---------- DATA FOR THIS EXERCISE ----------
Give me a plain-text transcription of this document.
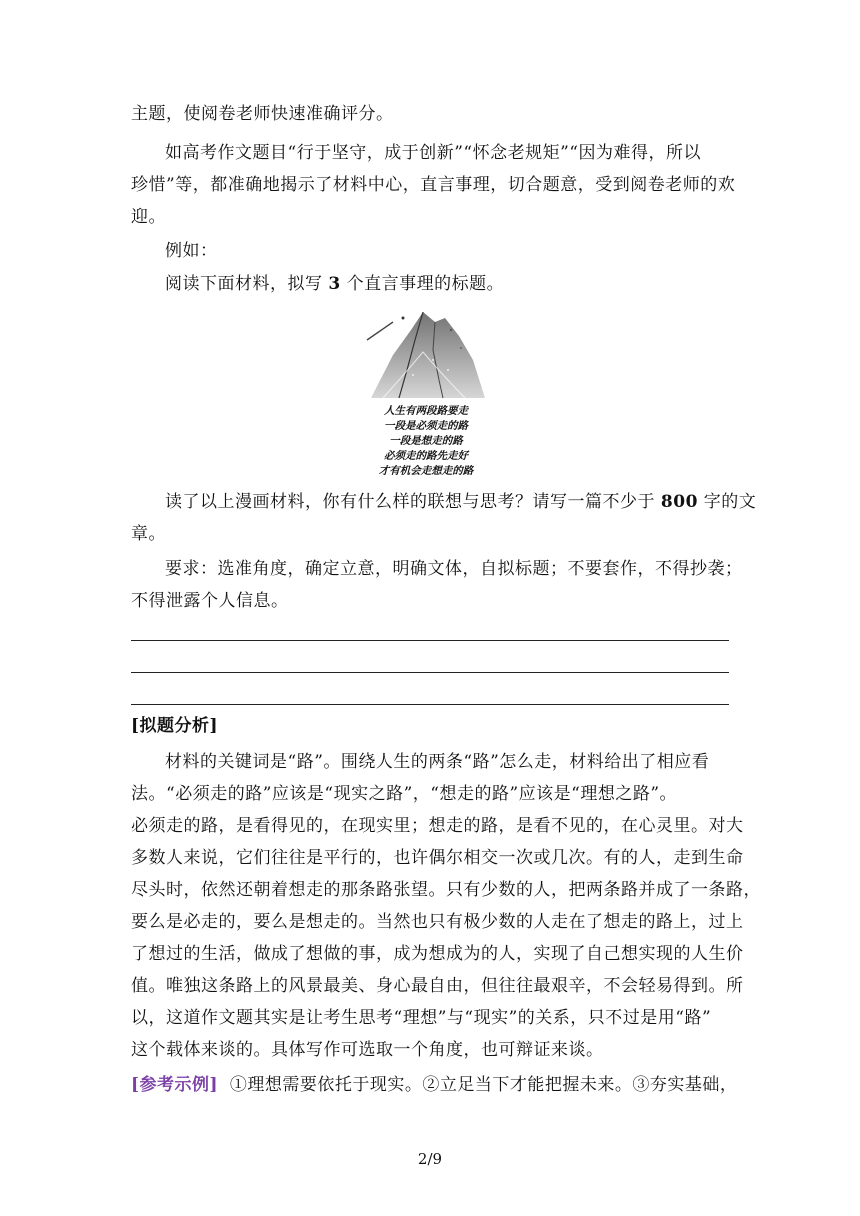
主题，使阅卷老师快速准确评分。
如高考作文题目“行于坚守，成于创新”“怀念老规矩”“因为难得，所以
珍惜”等，都准确地揭示了材料中心，直言事理，切合题意，受到阅卷老师的欢
迎。
例如：
阅读下面材料，拟写 3 个直言事理的标题。
人生有两段路要走
一段是必须走的路
一段是想走的路
必须走的路先走好
才有机会走想走的路
读了以上漫画材料，你有什么样的联想与思考？请写一篇不少于 800 字的文
章。
要求：选准角度，确定立意，明确文体，自拟标题；不要套作，不得抄袭；
不得泄露个人信息。
[拟题分析]
材料的关键词是“路”。围绕人生的两条“路”怎么走，材料给出了相应看
法。“必须走的路”应该是“现实之路”，“想走的路”应该是“理想之路”。
必须走的路，是看得见的，在现实里；想走的路，是看不见的，在心灵里。对大
多数人来说，它们往往是平行的，也许偶尔相交一次或几次。有的人，走到生命
尽头时，依然还朝着想走的那条路张望。只有少数的人，把两条路并成了一条路，
要么是必走的，要么是想走的。当然也只有极少数的人走在了想走的路上，过上
了想过的生活，做成了想做的事，成为想成为的人，实现了自己想实现的人生价
值。唯独这条路上的风景最美、身心最自由，但往往最艰辛，不会轻易得到。所
以，这道作文题其实是让考生思考“理想”与“现实”的关系，只不过是用“路”
这个载体来谈的。具体写作可选取一个角度，也可辩证来谈。
[参考示例] ①理想需要依托于现实。②立足当下才能把握未来。③夯实基础，
2/9
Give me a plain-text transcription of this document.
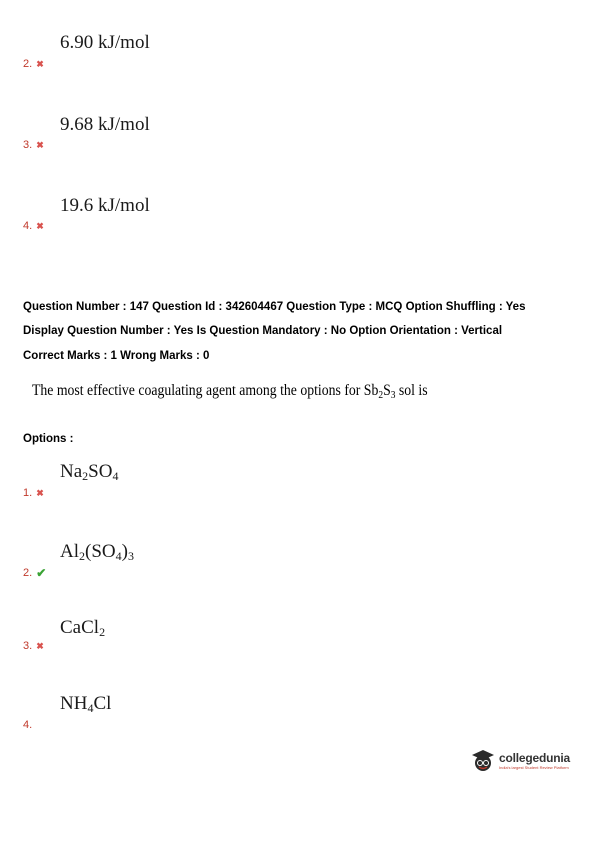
6.90 kJ/mol
2. ✖
9.68 kJ/mol
3. ✖
19.6 kJ/mol
4. ✖
Question Number : 147 Question Id : 342604467 Question Type : MCQ Option Shuffling : Yes
Display Question Number : Yes Is Question Mandatory : No Option Orientation : Vertical
Correct Marks : 1 Wrong Marks : 0
The most effective coagulating agent among the options for $Sb_2S_3$ sol is
Options :
$Na_2SO_4$
1. ✖
$Al_2(SO_4)_3$
2. ✔
CaCl$_2$
3. ✖
$NH_4Cl$
4.
collegedunia
India's largest Student Review Platform
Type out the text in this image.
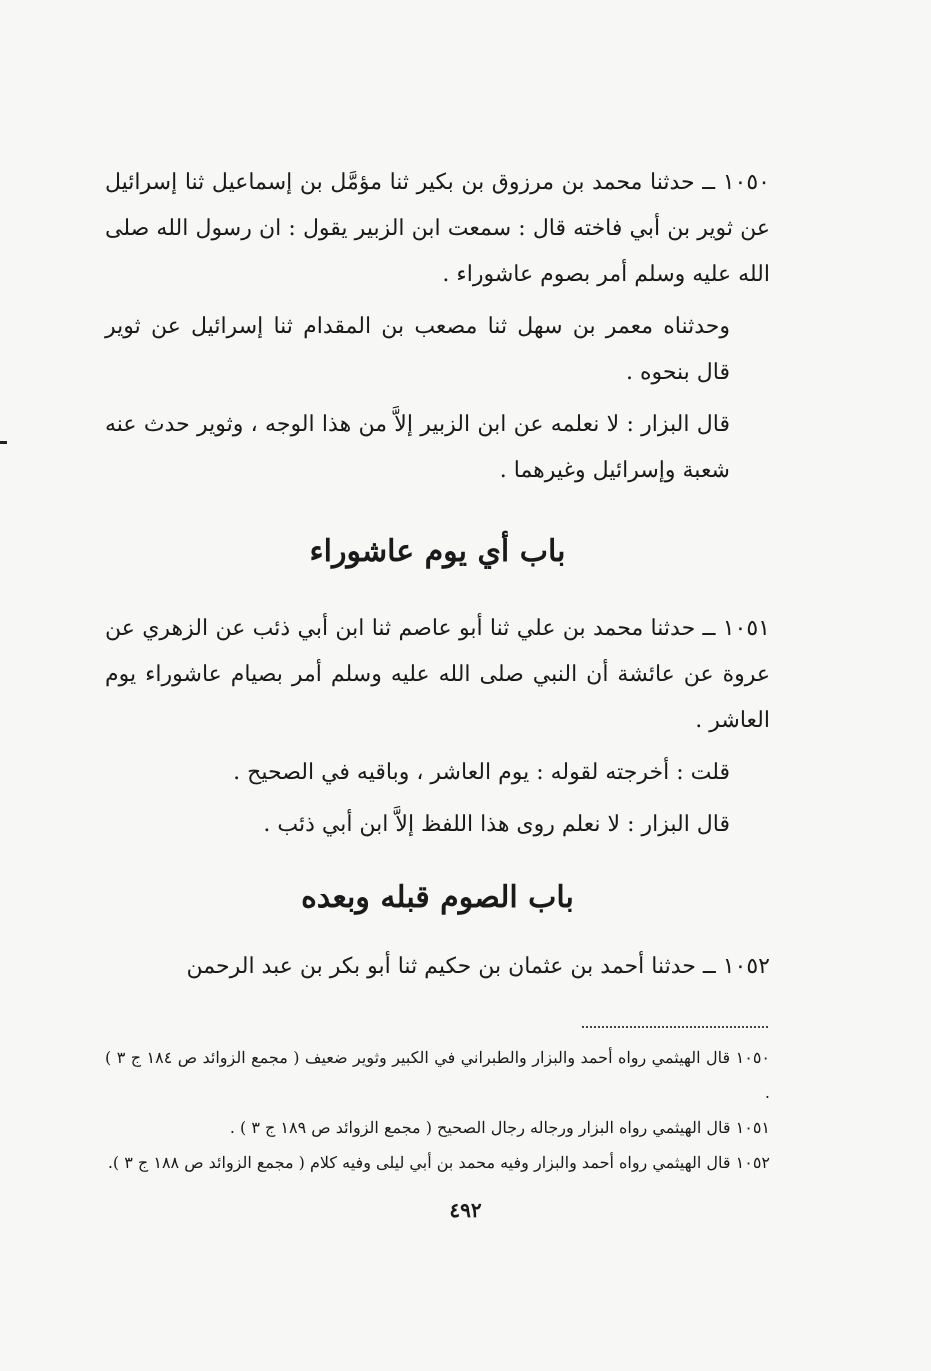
١٠٥٠ ــ حدثنا محمد بن مرزوق بن بكير ثنا مؤمَّل بن إسماعيل ثنا إسرائيل عن ثوير بن أبي فاخته قال : سمعت ابن الزبير يقول : ان رسول الله صلى الله عليه وسلم أمر بصوم عاشوراء .

وحدثناه معمر بن سهل ثنا مصعب بن المقدام ثنا إسرائيل عن ثوير قال بنحوه .

قال البزار : لا نعلمه عن ابن الزبير إلاَّ من هذا الوجه ، وثوير حدث عنه شعبة وإسرائيل وغيرهما .

باب أي يوم عاشوراء

١٠٥١ ــ حدثنا محمد بن علي ثنا أبو عاصم ثنا ابن أبي ذئب عن الزهري عن عروة عن عائشة أن النبي صلى الله عليه وسلم أمر بصيام عاشوراء يوم العاشر .

قلت : أخرجته لقوله : يوم العاشر ، وباقيه في الصحيح .

قال البزار : لا نعلم روى هذا اللفظ إلاَّ ابن أبي ذئب .

باب الصوم قبله وبعده

١٠٥٢ ــ حدثنا أحمد بن عثمان بن حكيم ثنا أبو بكر بن عبد الرحمن

١٠٥٠ قال الهيثمي رواه أحمد والبزار والطبراني في الكبير وثوير ضعيف ( مجمع الزوائد ص ١٨٤ ج ٣ ) .

١٠٥١ قال الهيثمي رواه البزار ورجاله رجال الصحيح ( مجمع الزوائد ص ١٨٩ ج ٣ ) .

١٠٥٢ قال الهيثمي رواه أحمد والبزار وفيه محمد بن أبي ليلى وفيه كلام ( مجمع الزوائد ص ١٨٨ ج ٣ ).

٤٩٢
----------
THE TASK
The entries above are to be returned exactly, without their pictures.

THE REPLY
Give me a plain-text transcription of this document.
主题，使阅卷老师快速准确评分。
如高考作文题目“行于坚守，成于创新”“怀念老规矩”“因为难得，所以
珍惜”等，都准确地揭示了材料中心，直言事理，切合题意，受到阅卷老师的欢
迎。
例如：
阅读下面材料，拟写 3 个直言事理的标题。
人生有两段路要走
一段是必须走的路
一段是想走的路
必须走的路先走好
才有机会走想走的路
读了以上漫画材料，你有什么样的联想与思考？请写一篇不少于 800 字的文
章。
要求：选准角度，确定立意，明确文体，自拟标题；不要套作，不得抄袭；
不得泄露个人信息。
[拟题分析]
材料的关键词是“路”。围绕人生的两条“路”怎么走，材料给出了相应看
法。“必须走的路”应该是“现实之路”，“想走的路”应该是“理想之路”。
必须走的路，是看得见的，在现实里；想走的路，是看不见的，在心灵里。对大
多数人来说，它们往往是平行的，也许偶尔相交一次或几次。有的人，走到生命
尽头时，依然还朝着想走的那条路张望。只有少数的人，把两条路并成了一条路，
要么是必走的，要么是想走的。当然也只有极少数的人走在了想走的路上，过上
了想过的生活，做成了想做的事，成为想成为的人，实现了自己想实现的人生价
值。唯独这条路上的风景最美、身心最自由，但往往最艰辛，不会轻易得到。所
以，这道作文题其实是让考生思考“理想”与“现实”的关系，只不过是用“路”
这个载体来谈的。具体写作可选取一个角度，也可辩证来谈。
[参考示例] ①理想需要依托于现实。②立足当下才能把握未来。③夯实基础，
2/9
Give me a plain-text transcription of this document.
6.90 kJ/mol
2. ✖
9.68 kJ/mol
3. ✖
19.6 kJ/mol
4. ✖
Question Number : 147 Question Id : 342604467 Question Type : MCQ Option Shuffling : Yes
Display Question Number : Yes Is Question Mandatory : No Option Orientation : Vertical
Correct Marks : 1 Wrong Marks : 0
The most effective coagulating agent among the options for $Sb_2S_3$ sol is
Options :
$Na_2SO_4$
1. ✖
$Al_2(SO_4)_3$
2. ✔
CaCl$_2$
3. ✖
$NH_4Cl$
4.
collegedunia
India's largest Student Review Platform
Type out the text in this image.
١٠٥٠ ــ حدثنا محمد بن مرزوق بن بكير ثنا مؤمَّل بن إسماعيل ثنا إسرائيل عن ثوير بن أبي فاخته قال : سمعت ابن الزبير يقول : ان رسول الله صلى الله عليه وسلم أمر بصوم عاشوراء .

وحدثناه معمر بن سهل ثنا مصعب بن المقدام ثنا إسرائيل عن ثوير قال بنحوه .

قال البزار : لا نعلمه عن ابن الزبير إلاَّ من هذا الوجه ، وثوير حدث عنه شعبة وإسرائيل وغيرهما .

باب أي يوم عاشوراء

١٠٥١ ــ حدثنا محمد بن علي ثنا أبو عاصم ثنا ابن أبي ذئب عن الزهري عن عروة عن عائشة أن النبي صلى الله عليه وسلم أمر بصيام عاشوراء يوم العاشر .

قلت : أخرجته لقوله : يوم العاشر ، وباقيه في الصحيح .

قال البزار : لا نعلم روى هذا اللفظ إلاَّ ابن أبي ذئب .

باب الصوم قبله وبعده

١٠٥٢ ــ حدثنا أحمد بن عثمان بن حكيم ثنا أبو بكر بن عبد الرحمن

١٠٥٠ قال الهيثمي رواه أحمد والبزار والطبراني في الكبير وثوير ضعيف ( مجمع الزوائد ص ١٨٤ ج ٣ ) .

١٠٥١ قال الهيثمي رواه البزار ورجاله رجال الصحيح ( مجمع الزوائد ص ١٨٩ ج ٣ ) .

١٠٥٢ قال الهيثمي رواه أحمد والبزار وفيه محمد بن أبي ليلى وفيه كلام ( مجمع الزوائد ص ١٨٨ ج ٣ ).

٤٩٢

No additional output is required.